Selected passage ->

Gore taught himself to play keyboard from the 1970s, never receiving formal training. He learned to perform chart hits, figuring out their structures via the magazine Disco 45. He attended Nicholas Comprehensive School, Basildon, where he was the guitarist in a local band called Norman and the Worms. He shared a class with Andy "Fletch" Fletcher, Alison Moyet and Perry Bamonte. Gore left Nicholas Comprehensive after completing his A-levels in 1979 and took a job as a bank cashier. During evenings, weekends and any other spare time, he remained involved with Norman and the Worms. He became interested in electronic music upon hearing acts such as Kraftwerk, the Human League and Orchestral Manoeuvres in the Dark (OMD). He borrowed a Korg 700S from a friend, before purchasing a Yamaha CS5, his first synthesizer.

Gore has two younger half-sisters, Karen, born in 1967, and Jacqueline, born in 1968.

Depeche Mode

In 1980, Gore reunited with classmate Andy Fletcher at the Van Gogh club. Fletcher recruited him into his band Composition of Sound, along with Vince Clarke. Soon the band drafted Dave Gahan to be the band's lead singer after hearing him sing "Heroes" by David Bowie. Gore is the band's keyboardist, contributes backing vocals, and occasionally provides lead vocals.

When explaining the band's choice for their name, 'Depeche Mode' (which was taken from French fashion magazine Dépêche mode), Gore said, "It means 'hurried fashion' or 'fashion dispatch'. I like the sound of that." However, the magazine's name (and hence the band's) correctly translates to something like "Fashion News" or "Fashion Update". 

Gore wrote two tracks on Depeche Mode's debut album, Speak & Spell: "Tora! Tora! Tora!" and the instrumental "Big Muff". "Any Second Now (voices)" features Gore's first lead vocals for the band. When Clarke announced his departure from Depeche Mode in 1981, Gore became the principal songwriter for the band. Songs Gore wrote for Depeche Mode's second album, A Broken Frame (1982) differed musically and lyrically from Clarke's. Gore's writing became gradually darker and more political on subsequent Depeche Mode albums. He sings lead vocals on several of the band's songs, notably ballads – his tenor voice provides a contrast to Gahan's dramatic baritone.

To-do list ->
1. According to the Gore passage, what was Gore's first synthesizer?
2. Put this sentence from the Gore passage into Spanish: "Gore has two younger half-sisters, Karen, born in 1967, and Jacqueline, born in 1968."
The material that comes after the Gore passage isn't needed.

Available data ->

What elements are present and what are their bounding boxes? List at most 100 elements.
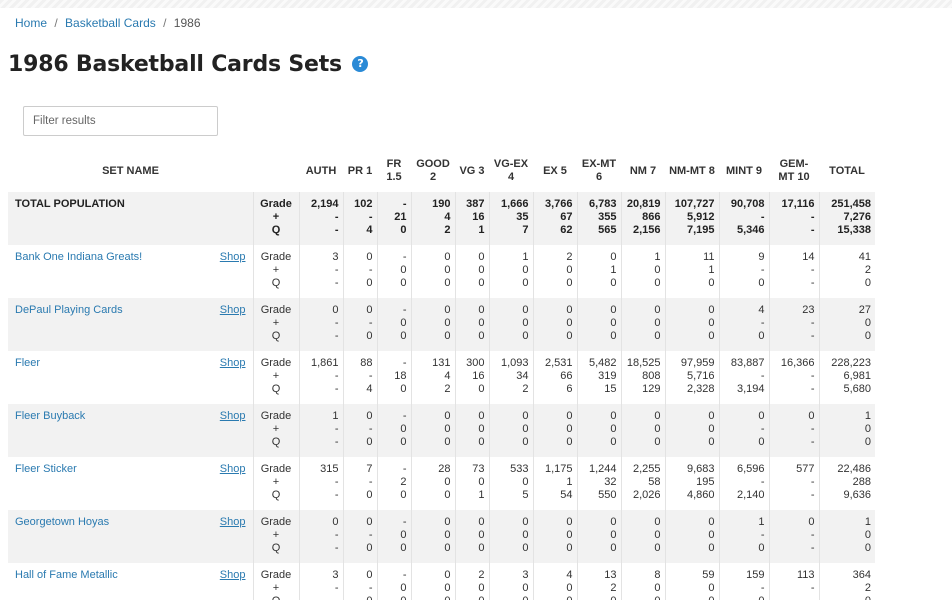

Solutions ->
1. A Yamaha CS5.

2. Gore tiene dos medias hermanas menores, Karen, nacida en 1967, y Jacqueline, nacida en 1968.